Dataset excerpts:
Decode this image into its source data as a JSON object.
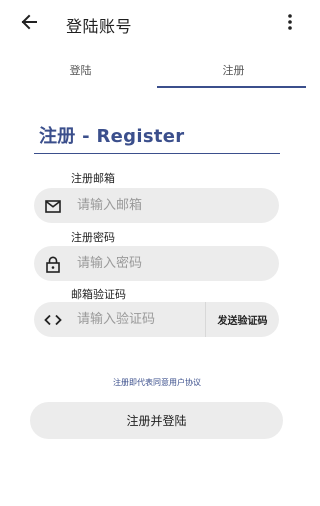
{
  "appbar": {
    "title": "登陆账号",
    "back_icon": "arrow-left-icon",
    "more_icon": "more-vert-icon"
  },
  "tabs": [
    {
      "label": "登陆",
      "selected": false
    },
    {
      "label": "注册",
      "selected": true
    }
  ],
  "form": {
    "heading": "注册 - Register",
    "email": {
      "label": "注册邮箱",
      "placeholder": "请输入邮箱",
      "icon": "mail-icon"
    },
    "password": {
      "label": "注册密码",
      "placeholder": "请输入密码",
      "icon": "lock-icon"
    },
    "code": {
      "label": "邮箱验证码",
      "placeholder": "请输入验证码",
      "icon": "code-icon",
      "send_label": "发送验证码"
    },
    "agreement": "注册即代表同意用户协议",
    "submit_label": "注册并登陆"
  },
  "colors": {
    "accent": "#3b4f8c",
    "field_bg": "#ececec",
    "placeholder": "#9a9a9a"
  }
}
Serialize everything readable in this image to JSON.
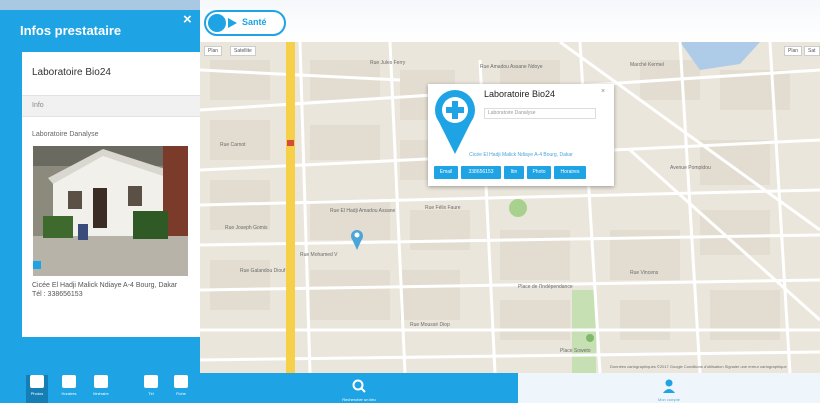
{
  "sidebar": {
    "title": "Infos prestataire",
    "close_label": "×",
    "name": "Laboratoire Bio24",
    "section": "Info",
    "category": "Laboratoire Danalyse",
    "address_line1": "Cicée El Hadji Malick Ndiaye A-4 Bourg, Dakar",
    "address_line2": "Tél : 338656153",
    "icons": [
      {
        "label": "Photos",
        "icon": "image-icon",
        "active": true
      },
      {
        "label": "Horaires",
        "icon": "calendar-icon",
        "active": false
      },
      {
        "label": "Itinéraire",
        "icon": "directions-icon",
        "active": false
      },
      {
        "label": "Tél",
        "icon": "phone-icon",
        "active": false
      },
      {
        "label": "Fiche",
        "icon": "card-icon",
        "active": false
      }
    ]
  },
  "map": {
    "category_button": "Santé",
    "maptype_map": "Plan",
    "maptype_satellite": "Satellite",
    "top_right_small": "Plan",
    "top_right_small2": "Sat",
    "street_labels": [
      "Rue Jules Ferry",
      "Rue Amadou Assane Ndoye",
      "Rue Carnot",
      "Rue El Hadji Amadou Assane",
      "Rue Félix Faure",
      "Rue Joseph Gomis",
      "Rue Mohamed V",
      "Rue Galandou Diouf",
      "Place de l'Indépendance",
      "Avenue Pompidou",
      "Rue Moussé Diop",
      "Rue Vincens",
      "Place Soweto",
      "Marché Kermel"
    ],
    "attribution": "Données cartographiques ©2017 Google   Conditions d'utilisation   Signaler une erreur cartographique"
  },
  "infowindow": {
    "title": "Laboratoire Bio24",
    "subtitle": "Laboratoire Danalyse",
    "close": "×",
    "address": "Cicée El Hadji Malick Ndiaye A-4 Bourg, Dakar",
    "buttons": [
      "Email",
      "338656153",
      "Itin",
      "Photo",
      "Horaires"
    ]
  },
  "bottombar": {
    "search_label": "Rechercher un lieu",
    "other_label": "Mon compte"
  },
  "colors": {
    "accent": "#1ea3e4",
    "map_bg": "#ebe6dc",
    "road_major": "#f7d04a",
    "park": "#c6e0b3"
  }
}
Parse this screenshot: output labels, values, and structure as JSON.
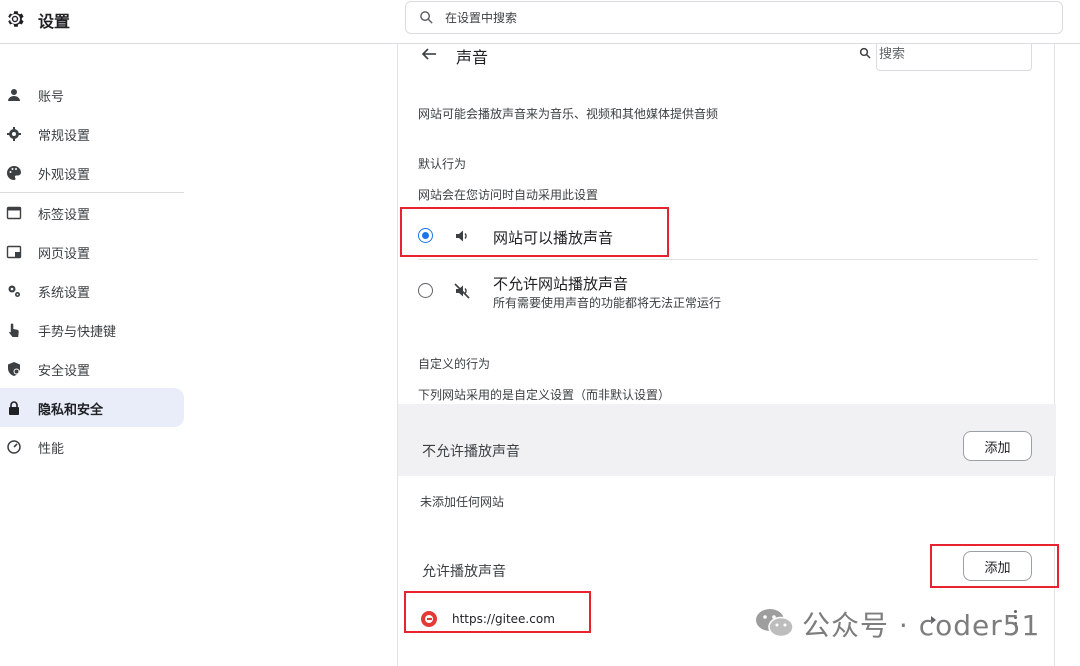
{
  "header": {
    "title": "设置",
    "search_placeholder": "在设置中搜索"
  },
  "sidebar": {
    "items": [
      {
        "label": "账号",
        "icon": "person-icon"
      },
      {
        "label": "常规设置",
        "icon": "gear-icon"
      },
      {
        "label": "外观设置",
        "icon": "palette-icon"
      },
      {
        "label": "标签设置",
        "icon": "tab-icon"
      },
      {
        "label": "网页设置",
        "icon": "webpage-icon"
      },
      {
        "label": "系统设置",
        "icon": "system-icon"
      },
      {
        "label": "手势与快捷键",
        "icon": "hand-icon"
      },
      {
        "label": "安全设置",
        "icon": "shield-icon"
      },
      {
        "label": "隐私和安全",
        "icon": "lock-icon",
        "active": true
      },
      {
        "label": "性能",
        "icon": "gauge-icon"
      }
    ]
  },
  "main": {
    "title": "声音",
    "search_placeholder": "搜索",
    "intro": "网站可能会播放声音来为音乐、视频和其他媒体提供音频",
    "default_behavior": {
      "heading": "默认行为",
      "subheading": "网站会在您访问时自动采用此设置",
      "options": [
        {
          "label": "网站可以播放声音",
          "selected": true
        },
        {
          "label": "不允许网站播放声音",
          "sub": "所有需要使用声音的功能都将无法正常运行",
          "selected": false
        }
      ]
    },
    "custom_behavior": {
      "heading": "自定义的行为",
      "subheading": "下列网站采用的是自定义设置（而非默认设置）"
    },
    "block_group": {
      "title": "不允许播放声音",
      "add_label": "添加",
      "empty": "未添加任何网站"
    },
    "allow_group": {
      "title": "允许播放声音",
      "add_label": "添加",
      "sites": [
        {
          "url": "https://gitee.com"
        }
      ]
    }
  },
  "watermark": {
    "text": "公众号 · coder51"
  },
  "colors": {
    "accent": "#1a73e8",
    "highlight_red": "#e8232f",
    "active_nav_bg": "#e8edf9"
  }
}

The problem: From the entries above, output every line exactly and omit any image.

The result:
Decode this image into its source data as a JSON object.
{
  "appbar": {
    "title": "登陆账号",
    "back_icon": "arrow-left-icon",
    "more_icon": "more-vert-icon"
  },
  "tabs": [
    {
      "label": "登陆",
      "selected": false
    },
    {
      "label": "注册",
      "selected": true
    }
  ],
  "form": {
    "heading": "注册 - Register",
    "email": {
      "label": "注册邮箱",
      "placeholder": "请输入邮箱",
      "icon": "mail-icon"
    },
    "password": {
      "label": "注册密码",
      "placeholder": "请输入密码",
      "icon": "lock-icon"
    },
    "code": {
      "label": "邮箱验证码",
      "placeholder": "请输入验证码",
      "icon": "code-icon",
      "send_label": "发送验证码"
    },
    "agreement": "注册即代表同意用户协议",
    "submit_label": "注册并登陆"
  },
  "colors": {
    "accent": "#3b4f8c",
    "field_bg": "#ececec",
    "placeholder": "#9a9a9a"
  }
}
Serialize everything readable in this image to JSON.
{
  "sidebar": {
    "title": "Infos prestataire",
    "close_label": "×",
    "name": "Laboratoire Bio24",
    "section": "Info",
    "category": "Laboratoire Danalyse",
    "address_line1": "Cicée El Hadji Malick Ndiaye A-4 Bourg, Dakar",
    "address_line2": "Tél : 338656153",
    "icons": [
      {
        "label": "Photos",
        "icon": "image-icon",
        "active": true
      },
      {
        "label": "Horaires",
        "icon": "calendar-icon",
        "active": false
      },
      {
        "label": "Itinéraire",
        "icon": "directions-icon",
        "active": false
      },
      {
        "label": "Tél",
        "icon": "phone-icon",
        "active": false
      },
      {
        "label": "Fiche",
        "icon": "card-icon",
        "active": false
      }
    ]
  },
  "map": {
    "category_button": "Santé",
    "maptype_map": "Plan",
    "maptype_satellite": "Satellite",
    "top_right_small": "Plan",
    "top_right_small2": "Sat",
    "street_labels": [
      "Rue Jules Ferry",
      "Rue Amadou Assane Ndoye",
      "Rue Carnot",
      "Rue El Hadji Amadou Assane",
      "Rue Félix Faure",
      "Rue Joseph Gomis",
      "Rue Mohamed V",
      "Rue Galandou Diouf",
      "Place de l'Indépendance",
      "Avenue Pompidou",
      "Rue Moussé Diop",
      "Rue Vincens",
      "Place Soweto",
      "Marché Kermel"
    ],
    "attribution": "Données cartographiques ©2017 Google   Conditions d'utilisation   Signaler une erreur cartographique"
  },
  "infowindow": {
    "title": "Laboratoire Bio24",
    "subtitle": "Laboratoire Danalyse",
    "close": "×",
    "address": "Cicée El Hadji Malick Ndiaye A-4 Bourg, Dakar",
    "buttons": [
      "Email",
      "338656153",
      "Itin",
      "Photo",
      "Horaires"
    ]
  },
  "bottombar": {
    "search_label": "Rechercher un lieu",
    "other_label": "Mon compte"
  },
  "colors": {
    "accent": "#1ea3e4",
    "map_bg": "#ebe6dc",
    "road_major": "#f7d04a",
    "park": "#c6e0b3"
  }
}
Parse this screenshot: output labels, values, and structure as JSON.
{
  "header": {
    "title": "设置",
    "search_placeholder": "在设置中搜索"
  },
  "sidebar": {
    "items": [
      {
        "label": "账号",
        "icon": "person-icon"
      },
      {
        "label": "常规设置",
        "icon": "gear-icon"
      },
      {
        "label": "外观设置",
        "icon": "palette-icon"
      },
      {
        "label": "标签设置",
        "icon": "tab-icon"
      },
      {
        "label": "网页设置",
        "icon": "webpage-icon"
      },
      {
        "label": "系统设置",
        "icon": "system-icon"
      },
      {
        "label": "手势与快捷键",
        "icon": "hand-icon"
      },
      {
        "label": "安全设置",
        "icon": "shield-icon"
      },
      {
        "label": "隐私和安全",
        "icon": "lock-icon",
        "active": true
      },
      {
        "label": "性能",
        "icon": "gauge-icon"
      }
    ]
  },
  "main": {
    "title": "声音",
    "search_placeholder": "搜索",
    "intro": "网站可能会播放声音来为音乐、视频和其他媒体提供音频",
    "default_behavior": {
      "heading": "默认行为",
      "subheading": "网站会在您访问时自动采用此设置",
      "options": [
        {
          "label": "网站可以播放声音",
          "selected": true
        },
        {
          "label": "不允许网站播放声音",
          "sub": "所有需要使用声音的功能都将无法正常运行",
          "selected": false
        }
      ]
    },
    "custom_behavior": {
      "heading": "自定义的行为",
      "subheading": "下列网站采用的是自定义设置（而非默认设置）"
    },
    "block_group": {
      "title": "不允许播放声音",
      "add_label": "添加",
      "empty": "未添加任何网站"
    },
    "allow_group": {
      "title": "允许播放声音",
      "add_label": "添加",
      "sites": [
        {
          "url": "https://gitee.com"
        }
      ]
    }
  },
  "watermark": {
    "text": "公众号 · coder51"
  },
  "colors": {
    "accent": "#1a73e8",
    "highlight_red": "#e8232f",
    "active_nav_bg": "#e8edf9"
  }
}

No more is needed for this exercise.